EXERCISE AIM
Return the entries below in their exact form, leaving the pictures out.
◆ ◆ ◆ ◆
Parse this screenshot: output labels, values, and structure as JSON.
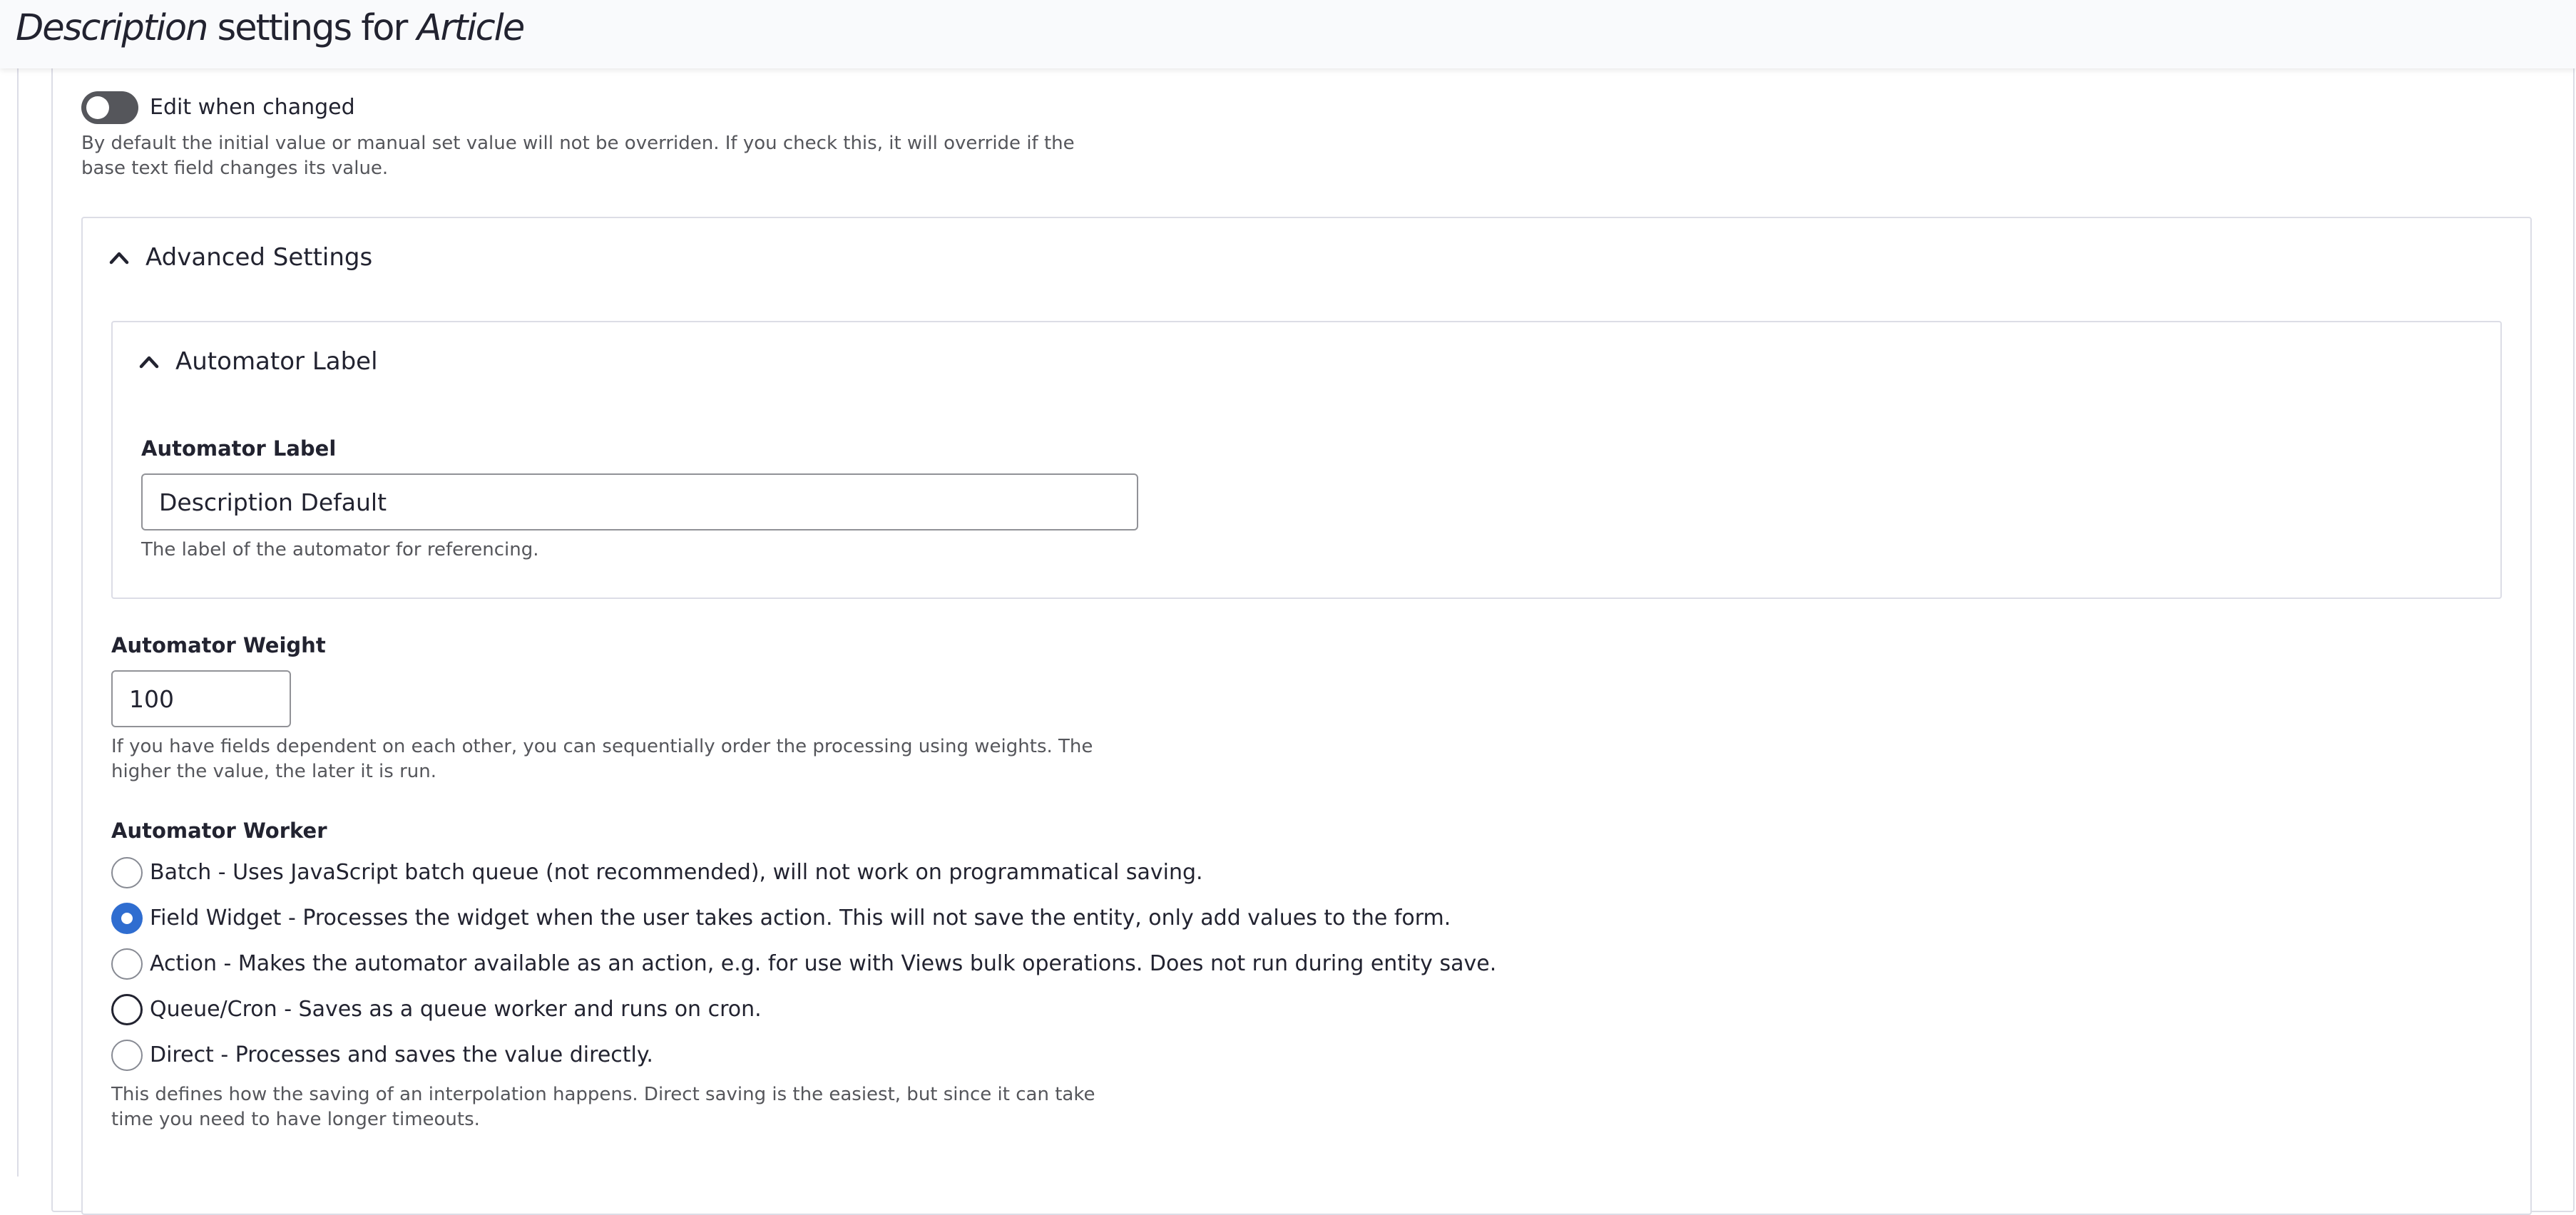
{
  "header": {
    "title_field": "Description",
    "title_middle": " settings for ",
    "title_entity": "Article"
  },
  "edit_when_changed": {
    "label": "Edit when changed",
    "checked": false,
    "description_line1": "By default the initial value or manual set value will not be overriden. If you check this, it will override if the",
    "description_line2": "base text field changes its value."
  },
  "advanced_settings": {
    "summary": "Advanced Settings",
    "expanded": true,
    "automator_label_section": {
      "summary": "Automator Label",
      "expanded": true,
      "field_label": "Automator Label",
      "value": "Description Default",
      "description": "The label of the automator for referencing."
    },
    "automator_weight": {
      "label": "Automator Weight",
      "value": "100",
      "description_line1": "If you have fields dependent on each other, you can sequentially order the processing using weights. The",
      "description_line2": "higher the value, the later it is run."
    },
    "automator_worker": {
      "label": "Automator Worker",
      "selected": "Field Widget",
      "options": [
        {
          "label": "Batch - Uses JavaScript batch queue (not recommended), will not work on programmatical saving."
        },
        {
          "label": "Field Widget - Processes the widget when the user takes action. This will not save the entity, only add values to the form."
        },
        {
          "label": "Action - Makes the automator available as an action, e.g. for use with Views bulk operations. Does not run during entity save."
        },
        {
          "label": "Queue/Cron - Saves as a queue worker and runs on cron."
        },
        {
          "label": "Direct - Processes and saves the value directly."
        }
      ],
      "description_line1": "This defines how the saving of an interpolation happens. Direct saving is the easiest, but since it can take",
      "description_line2": "time you need to have longer timeouts."
    }
  },
  "colors": {
    "accent": "#2f6dd0",
    "text": "#222330",
    "muted_text": "#55565b",
    "border": "#dcdde6",
    "input_border": "#919297",
    "toggle_off": "#55565b",
    "header_bg": "#f9fafc"
  },
  "icons": {
    "summary_toggle": "chevron-up-icon"
  }
}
◆ ◆ ◆ ◆
CORRECT ANSWER
Parse this screenshot: output labels, values, and structure as JSON.
{
  "header": {
    "title_field": "Description",
    "title_middle": " settings for ",
    "title_entity": "Article"
  },
  "edit_when_changed": {
    "label": "Edit when changed",
    "checked": false,
    "description_line1": "By default the initial value or manual set value will not be overriden. If you check this, it will override if the",
    "description_line2": "base text field changes its value."
  },
  "advanced_settings": {
    "summary": "Advanced Settings",
    "expanded": true,
    "automator_label_section": {
      "summary": "Automator Label",
      "expanded": true,
      "field_label": "Automator Label",
      "value": "Description Default",
      "description": "The label of the automator for referencing."
    },
    "automator_weight": {
      "label": "Automator Weight",
      "value": "100",
      "description_line1": "If you have fields dependent on each other, you can sequentially order the processing using weights. The",
      "description_line2": "higher the value, the later it is run."
    },
    "automator_worker": {
      "label": "Automator Worker",
      "selected": "Field Widget",
      "options": [
        {
          "label": "Batch - Uses JavaScript batch queue (not recommended), will not work on programmatical saving."
        },
        {
          "label": "Field Widget - Processes the widget when the user takes action. This will not save the entity, only add values to the form."
        },
        {
          "label": "Action - Makes the automator available as an action, e.g. for use with Views bulk operations. Does not run during entity save."
        },
        {
          "label": "Queue/Cron - Saves as a queue worker and runs on cron."
        },
        {
          "label": "Direct - Processes and saves the value directly."
        }
      ],
      "description_line1": "This defines how the saving of an interpolation happens. Direct saving is the easiest, but since it can take",
      "description_line2": "time you need to have longer timeouts."
    }
  },
  "colors": {
    "accent": "#2f6dd0",
    "text": "#222330",
    "muted_text": "#55565b",
    "border": "#dcdde6",
    "input_border": "#919297",
    "toggle_off": "#55565b",
    "header_bg": "#f9fafc"
  },
  "icons": {
    "summary_toggle": "chevron-up-icon"
  }
}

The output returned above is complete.